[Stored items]
>> begin

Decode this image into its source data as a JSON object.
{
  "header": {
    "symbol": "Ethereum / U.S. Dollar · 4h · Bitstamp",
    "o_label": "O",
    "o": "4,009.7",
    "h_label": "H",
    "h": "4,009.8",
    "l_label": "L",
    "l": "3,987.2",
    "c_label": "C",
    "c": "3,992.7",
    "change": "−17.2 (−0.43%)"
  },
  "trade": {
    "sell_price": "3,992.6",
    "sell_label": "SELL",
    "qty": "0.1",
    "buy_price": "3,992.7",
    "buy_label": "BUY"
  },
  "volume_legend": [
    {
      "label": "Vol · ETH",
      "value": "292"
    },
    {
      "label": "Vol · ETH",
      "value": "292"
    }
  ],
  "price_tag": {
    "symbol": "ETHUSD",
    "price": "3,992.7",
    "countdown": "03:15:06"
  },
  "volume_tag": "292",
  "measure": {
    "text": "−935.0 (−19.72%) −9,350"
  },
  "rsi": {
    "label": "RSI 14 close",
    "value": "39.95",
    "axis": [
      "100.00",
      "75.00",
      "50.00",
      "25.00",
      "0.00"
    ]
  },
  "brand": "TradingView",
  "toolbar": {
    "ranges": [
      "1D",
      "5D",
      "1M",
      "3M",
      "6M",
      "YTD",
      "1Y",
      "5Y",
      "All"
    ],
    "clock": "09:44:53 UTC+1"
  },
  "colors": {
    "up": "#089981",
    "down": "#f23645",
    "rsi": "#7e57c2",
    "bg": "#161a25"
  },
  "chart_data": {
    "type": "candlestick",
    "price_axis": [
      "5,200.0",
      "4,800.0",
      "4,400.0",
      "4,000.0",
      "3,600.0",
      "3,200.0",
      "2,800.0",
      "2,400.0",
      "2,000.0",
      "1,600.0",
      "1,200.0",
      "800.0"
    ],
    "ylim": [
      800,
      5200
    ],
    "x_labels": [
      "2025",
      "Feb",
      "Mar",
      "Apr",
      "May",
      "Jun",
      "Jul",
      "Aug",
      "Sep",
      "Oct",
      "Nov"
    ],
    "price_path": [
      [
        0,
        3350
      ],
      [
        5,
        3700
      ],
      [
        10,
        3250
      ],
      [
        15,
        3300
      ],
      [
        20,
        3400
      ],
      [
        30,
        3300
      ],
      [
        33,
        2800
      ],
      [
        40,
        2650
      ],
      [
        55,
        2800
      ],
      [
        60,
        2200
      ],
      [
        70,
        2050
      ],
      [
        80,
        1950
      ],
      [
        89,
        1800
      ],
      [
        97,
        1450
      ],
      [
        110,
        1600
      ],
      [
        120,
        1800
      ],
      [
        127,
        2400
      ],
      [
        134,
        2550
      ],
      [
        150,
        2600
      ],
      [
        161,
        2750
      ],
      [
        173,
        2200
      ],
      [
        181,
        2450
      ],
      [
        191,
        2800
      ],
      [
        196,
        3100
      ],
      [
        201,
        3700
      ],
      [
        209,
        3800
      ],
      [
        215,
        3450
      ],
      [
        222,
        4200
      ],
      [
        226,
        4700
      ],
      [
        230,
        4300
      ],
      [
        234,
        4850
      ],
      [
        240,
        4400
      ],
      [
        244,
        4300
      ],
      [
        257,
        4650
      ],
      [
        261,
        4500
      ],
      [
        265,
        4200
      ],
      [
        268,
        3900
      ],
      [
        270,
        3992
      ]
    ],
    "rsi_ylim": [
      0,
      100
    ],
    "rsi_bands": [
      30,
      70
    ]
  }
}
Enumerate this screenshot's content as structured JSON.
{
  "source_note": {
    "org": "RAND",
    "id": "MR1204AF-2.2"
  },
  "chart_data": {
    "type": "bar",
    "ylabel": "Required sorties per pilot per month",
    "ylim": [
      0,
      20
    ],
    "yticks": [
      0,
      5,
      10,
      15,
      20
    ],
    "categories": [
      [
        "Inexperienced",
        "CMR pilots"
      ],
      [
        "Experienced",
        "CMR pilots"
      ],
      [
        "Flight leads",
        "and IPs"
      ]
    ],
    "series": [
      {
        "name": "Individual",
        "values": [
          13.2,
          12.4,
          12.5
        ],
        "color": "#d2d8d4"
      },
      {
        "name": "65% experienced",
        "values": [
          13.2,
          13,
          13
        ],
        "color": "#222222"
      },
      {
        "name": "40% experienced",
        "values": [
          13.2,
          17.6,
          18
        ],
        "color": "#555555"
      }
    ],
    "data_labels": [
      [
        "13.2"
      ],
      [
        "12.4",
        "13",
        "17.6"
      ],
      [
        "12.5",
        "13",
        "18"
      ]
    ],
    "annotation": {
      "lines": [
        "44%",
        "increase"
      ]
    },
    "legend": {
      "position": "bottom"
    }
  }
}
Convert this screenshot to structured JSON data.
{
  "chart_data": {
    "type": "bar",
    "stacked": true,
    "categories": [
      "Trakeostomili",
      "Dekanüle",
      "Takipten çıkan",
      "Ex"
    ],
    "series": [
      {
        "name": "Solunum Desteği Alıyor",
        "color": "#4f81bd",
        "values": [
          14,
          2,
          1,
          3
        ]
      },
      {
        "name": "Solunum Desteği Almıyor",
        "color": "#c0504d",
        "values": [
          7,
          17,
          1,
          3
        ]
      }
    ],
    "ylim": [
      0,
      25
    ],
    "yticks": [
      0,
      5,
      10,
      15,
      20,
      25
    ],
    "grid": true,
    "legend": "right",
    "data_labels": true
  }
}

>> end

▸ SET PROBLEM
Copy every record above exactly as it appears.

▸ SOLUTION TO THIS TASK
Decode this image into its source data as a JSON object.
{
  "header": {
    "symbol": "Ethereum / U.S. Dollar · 4h · Bitstamp",
    "o_label": "O",
    "o": "4,009.7",
    "h_label": "H",
    "h": "4,009.8",
    "l_label": "L",
    "l": "3,987.2",
    "c_label": "C",
    "c": "3,992.7",
    "change": "−17.2 (−0.43%)"
  },
  "trade": {
    "sell_price": "3,992.6",
    "sell_label": "SELL",
    "qty": "0.1",
    "buy_price": "3,992.7",
    "buy_label": "BUY"
  },
  "volume_legend": [
    {
      "label": "Vol · ETH",
      "value": "292"
    },
    {
      "label": "Vol · ETH",
      "value": "292"
    }
  ],
  "price_tag": {
    "symbol": "ETHUSD",
    "price": "3,992.7",
    "countdown": "03:15:06"
  },
  "volume_tag": "292",
  "measure": {
    "text": "−935.0 (−19.72%) −9,350"
  },
  "rsi": {
    "label": "RSI 14 close",
    "value": "39.95",
    "axis": [
      "100.00",
      "75.00",
      "50.00",
      "25.00",
      "0.00"
    ]
  },
  "brand": "TradingView",
  "toolbar": {
    "ranges": [
      "1D",
      "5D",
      "1M",
      "3M",
      "6M",
      "YTD",
      "1Y",
      "5Y",
      "All"
    ],
    "clock": "09:44:53 UTC+1"
  },
  "colors": {
    "up": "#089981",
    "down": "#f23645",
    "rsi": "#7e57c2",
    "bg": "#161a25"
  },
  "chart_data": {
    "type": "candlestick",
    "price_axis": [
      "5,200.0",
      "4,800.0",
      "4,400.0",
      "4,000.0",
      "3,600.0",
      "3,200.0",
      "2,800.0",
      "2,400.0",
      "2,000.0",
      "1,600.0",
      "1,200.0",
      "800.0"
    ],
    "ylim": [
      800,
      5200
    ],
    "x_labels": [
      "2025",
      "Feb",
      "Mar",
      "Apr",
      "May",
      "Jun",
      "Jul",
      "Aug",
      "Sep",
      "Oct",
      "Nov"
    ],
    "price_path": [
      [
        0,
        3350
      ],
      [
        5,
        3700
      ],
      [
        10,
        3250
      ],
      [
        15,
        3300
      ],
      [
        20,
        3400
      ],
      [
        30,
        3300
      ],
      [
        33,
        2800
      ],
      [
        40,
        2650
      ],
      [
        55,
        2800
      ],
      [
        60,
        2200
      ],
      [
        70,
        2050
      ],
      [
        80,
        1950
      ],
      [
        89,
        1800
      ],
      [
        97,
        1450
      ],
      [
        110,
        1600
      ],
      [
        120,
        1800
      ],
      [
        127,
        2400
      ],
      [
        134,
        2550
      ],
      [
        150,
        2600
      ],
      [
        161,
        2750
      ],
      [
        173,
        2200
      ],
      [
        181,
        2450
      ],
      [
        191,
        2800
      ],
      [
        196,
        3100
      ],
      [
        201,
        3700
      ],
      [
        209,
        3800
      ],
      [
        215,
        3450
      ],
      [
        222,
        4200
      ],
      [
        226,
        4700
      ],
      [
        230,
        4300
      ],
      [
        234,
        4850
      ],
      [
        240,
        4400
      ],
      [
        244,
        4300
      ],
      [
        257,
        4650
      ],
      [
        261,
        4500
      ],
      [
        265,
        4200
      ],
      [
        268,
        3900
      ],
      [
        270,
        3992
      ]
    ],
    "rsi_ylim": [
      0,
      100
    ],
    "rsi_bands": [
      30,
      70
    ]
  }
}
Enumerate this screenshot's content as structured JSON.
{
  "source_note": {
    "org": "RAND",
    "id": "MR1204AF-2.2"
  },
  "chart_data": {
    "type": "bar",
    "ylabel": "Required sorties per pilot per month",
    "ylim": [
      0,
      20
    ],
    "yticks": [
      0,
      5,
      10,
      15,
      20
    ],
    "categories": [
      [
        "Inexperienced",
        "CMR pilots"
      ],
      [
        "Experienced",
        "CMR pilots"
      ],
      [
        "Flight leads",
        "and IPs"
      ]
    ],
    "series": [
      {
        "name": "Individual",
        "values": [
          13.2,
          12.4,
          12.5
        ],
        "color": "#d2d8d4"
      },
      {
        "name": "65% experienced",
        "values": [
          13.2,
          13,
          13
        ],
        "color": "#222222"
      },
      {
        "name": "40% experienced",
        "values": [
          13.2,
          17.6,
          18
        ],
        "color": "#555555"
      }
    ],
    "data_labels": [
      [
        "13.2"
      ],
      [
        "12.4",
        "13",
        "17.6"
      ],
      [
        "12.5",
        "13",
        "18"
      ]
    ],
    "annotation": {
      "lines": [
        "44%",
        "increase"
      ]
    },
    "legend": {
      "position": "bottom"
    }
  }
}
Convert this screenshot to structured JSON data.
{
  "chart_data": {
    "type": "bar",
    "stacked": true,
    "categories": [
      "Trakeostomili",
      "Dekanüle",
      "Takipten çıkan",
      "Ex"
    ],
    "series": [
      {
        "name": "Solunum Desteği Alıyor",
        "color": "#4f81bd",
        "values": [
          14,
          2,
          1,
          3
        ]
      },
      {
        "name": "Solunum Desteği Almıyor",
        "color": "#c0504d",
        "values": [
          7,
          17,
          1,
          3
        ]
      }
    ],
    "ylim": [
      0,
      25
    ],
    "yticks": [
      0,
      5,
      10,
      15,
      20,
      25
    ],
    "grid": true,
    "legend": "right",
    "data_labels": true
  }
}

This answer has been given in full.